### Written problem
Quote the data below in full, please, without altering anything.

### Supplied information
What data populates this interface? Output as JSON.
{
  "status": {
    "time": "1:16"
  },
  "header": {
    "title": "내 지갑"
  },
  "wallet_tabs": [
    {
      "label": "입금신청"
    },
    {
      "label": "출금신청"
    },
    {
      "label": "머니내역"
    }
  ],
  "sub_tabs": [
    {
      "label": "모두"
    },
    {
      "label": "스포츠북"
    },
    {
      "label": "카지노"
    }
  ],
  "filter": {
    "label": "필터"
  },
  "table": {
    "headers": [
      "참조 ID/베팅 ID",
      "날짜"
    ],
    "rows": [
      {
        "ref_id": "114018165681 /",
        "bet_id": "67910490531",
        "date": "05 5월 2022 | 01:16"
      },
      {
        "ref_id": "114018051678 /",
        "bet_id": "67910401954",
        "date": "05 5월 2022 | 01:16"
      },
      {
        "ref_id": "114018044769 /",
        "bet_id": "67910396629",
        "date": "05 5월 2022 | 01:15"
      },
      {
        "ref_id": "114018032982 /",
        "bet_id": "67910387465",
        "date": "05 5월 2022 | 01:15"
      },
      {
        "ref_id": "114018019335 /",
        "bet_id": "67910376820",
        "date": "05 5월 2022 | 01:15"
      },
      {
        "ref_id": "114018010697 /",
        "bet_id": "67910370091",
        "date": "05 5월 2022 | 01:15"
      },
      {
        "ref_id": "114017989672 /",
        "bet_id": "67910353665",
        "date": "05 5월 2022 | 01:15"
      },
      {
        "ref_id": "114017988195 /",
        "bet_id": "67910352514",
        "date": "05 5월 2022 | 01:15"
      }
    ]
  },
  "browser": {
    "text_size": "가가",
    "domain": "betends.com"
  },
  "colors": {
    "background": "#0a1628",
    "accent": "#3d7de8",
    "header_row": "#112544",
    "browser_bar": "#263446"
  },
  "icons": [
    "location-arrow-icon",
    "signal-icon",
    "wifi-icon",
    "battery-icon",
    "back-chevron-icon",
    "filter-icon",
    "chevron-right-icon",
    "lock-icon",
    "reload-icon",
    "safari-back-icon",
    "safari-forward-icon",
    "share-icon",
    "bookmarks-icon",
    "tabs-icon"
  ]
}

### Output for this task
What data populates this interface? Output as JSON.
{
  "status": {
    "time": "1:16"
  },
  "header": {
    "title": "내 지갑"
  },
  "wallet_tabs": [
    {
      "label": "입금신청"
    },
    {
      "label": "출금신청"
    },
    {
      "label": "머니내역"
    }
  ],
  "sub_tabs": [
    {
      "label": "모두"
    },
    {
      "label": "스포츠북"
    },
    {
      "label": "카지노"
    }
  ],
  "filter": {
    "label": "필터"
  },
  "table": {
    "headers": [
      "참조 ID/베팅 ID",
      "날짜"
    ],
    "rows": [
      {
        "ref_id": "114018165681 /",
        "bet_id": "67910490531",
        "date": "05 5월 2022 | 01:16"
      },
      {
        "ref_id": "114018051678 /",
        "bet_id": "67910401954",
        "date": "05 5월 2022 | 01:16"
      },
      {
        "ref_id": "114018044769 /",
        "bet_id": "67910396629",
        "date": "05 5월 2022 | 01:15"
      },
      {
        "ref_id": "114018032982 /",
        "bet_id": "67910387465",
        "date": "05 5월 2022 | 01:15"
      },
      {
        "ref_id": "114018019335 /",
        "bet_id": "67910376820",
        "date": "05 5월 2022 | 01:15"
      },
      {
        "ref_id": "114018010697 /",
        "bet_id": "67910370091",
        "date": "05 5월 2022 | 01:15"
      },
      {
        "ref_id": "114017989672 /",
        "bet_id": "67910353665",
        "date": "05 5월 2022 | 01:15"
      },
      {
        "ref_id": "114017988195 /",
        "bet_id": "67910352514",
        "date": "05 5월 2022 | 01:15"
      }
    ]
  },
  "browser": {
    "text_size": "가가",
    "domain": "betends.com"
  },
  "colors": {
    "background": "#0a1628",
    "accent": "#3d7de8",
    "header_row": "#112544",
    "browser_bar": "#263446"
  },
  "icons": [
    "location-arrow-icon",
    "signal-icon",
    "wifi-icon",
    "battery-icon",
    "back-chevron-icon",
    "filter-icon",
    "chevron-right-icon",
    "lock-icon",
    "reload-icon",
    "safari-back-icon",
    "safari-forward-icon",
    "share-icon",
    "bookmarks-icon",
    "tabs-icon"
  ]
}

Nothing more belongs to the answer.